* **Your objective**: Write out the complete material exactly as it stands.

# # # # #

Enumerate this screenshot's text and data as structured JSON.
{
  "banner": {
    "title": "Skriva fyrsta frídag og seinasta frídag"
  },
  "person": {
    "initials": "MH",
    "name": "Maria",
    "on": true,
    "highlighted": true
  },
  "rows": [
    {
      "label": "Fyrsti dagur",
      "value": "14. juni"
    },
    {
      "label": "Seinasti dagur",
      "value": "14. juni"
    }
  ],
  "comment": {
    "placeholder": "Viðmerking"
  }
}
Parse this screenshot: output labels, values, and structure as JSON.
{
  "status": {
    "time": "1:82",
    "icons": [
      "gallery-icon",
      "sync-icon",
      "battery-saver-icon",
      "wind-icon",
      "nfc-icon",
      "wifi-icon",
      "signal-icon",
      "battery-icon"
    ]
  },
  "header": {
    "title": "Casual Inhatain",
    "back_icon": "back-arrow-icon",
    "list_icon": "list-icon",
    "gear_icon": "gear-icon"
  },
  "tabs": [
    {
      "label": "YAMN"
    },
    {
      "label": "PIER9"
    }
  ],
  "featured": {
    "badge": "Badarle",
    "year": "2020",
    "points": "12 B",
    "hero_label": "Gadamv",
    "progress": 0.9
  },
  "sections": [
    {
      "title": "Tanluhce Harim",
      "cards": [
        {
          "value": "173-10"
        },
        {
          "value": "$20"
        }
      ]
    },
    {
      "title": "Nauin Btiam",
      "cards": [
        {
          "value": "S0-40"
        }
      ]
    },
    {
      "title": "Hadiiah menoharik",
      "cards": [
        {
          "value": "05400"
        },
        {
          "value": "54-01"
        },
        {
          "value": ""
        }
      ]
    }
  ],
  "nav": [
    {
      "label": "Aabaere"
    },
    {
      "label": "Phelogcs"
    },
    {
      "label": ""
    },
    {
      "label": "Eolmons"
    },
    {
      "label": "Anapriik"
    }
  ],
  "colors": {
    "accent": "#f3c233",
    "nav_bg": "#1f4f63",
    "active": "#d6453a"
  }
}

# # # # #

* **Result below**:
Enumerate this screenshot's text and data as structured JSON.
{
  "banner": {
    "title": "Skriva fyrsta frídag og seinasta frídag"
  },
  "person": {
    "initials": "MH",
    "name": "Maria",
    "on": true,
    "highlighted": true
  },
  "rows": [
    {
      "label": "Fyrsti dagur",
      "value": "14. juni"
    },
    {
      "label": "Seinasti dagur",
      "value": "14. juni"
    }
  ],
  "comment": {
    "placeholder": "Viðmerking"
  }
}
Parse this screenshot: output labels, values, and structure as JSON.
{
  "status": {
    "time": "1:82",
    "icons": [
      "gallery-icon",
      "sync-icon",
      "battery-saver-icon",
      "wind-icon",
      "nfc-icon",
      "wifi-icon",
      "signal-icon",
      "battery-icon"
    ]
  },
  "header": {
    "title": "Casual Inhatain",
    "back_icon": "back-arrow-icon",
    "list_icon": "list-icon",
    "gear_icon": "gear-icon"
  },
  "tabs": [
    {
      "label": "YAMN"
    },
    {
      "label": "PIER9"
    }
  ],
  "featured": {
    "badge": "Badarle",
    "year": "2020",
    "points": "12 B",
    "hero_label": "Gadamv",
    "progress": 0.9
  },
  "sections": [
    {
      "title": "Tanluhce Harim",
      "cards": [
        {
          "value": "173-10"
        },
        {
          "value": "$20"
        }
      ]
    },
    {
      "title": "Nauin Btiam",
      "cards": [
        {
          "value": "S0-40"
        }
      ]
    },
    {
      "title": "Hadiiah menoharik",
      "cards": [
        {
          "value": "05400"
        },
        {
          "value": "54-01"
        },
        {
          "value": ""
        }
      ]
    }
  ],
  "nav": [
    {
      "label": "Aabaere"
    },
    {
      "label": "Phelogcs"
    },
    {
      "label": ""
    },
    {
      "label": "Eolmons"
    },
    {
      "label": "Anapriik"
    }
  ],
  "colors": {
    "accent": "#f3c233",
    "nav_bg": "#1f4f63",
    "active": "#d6453a"
  }
}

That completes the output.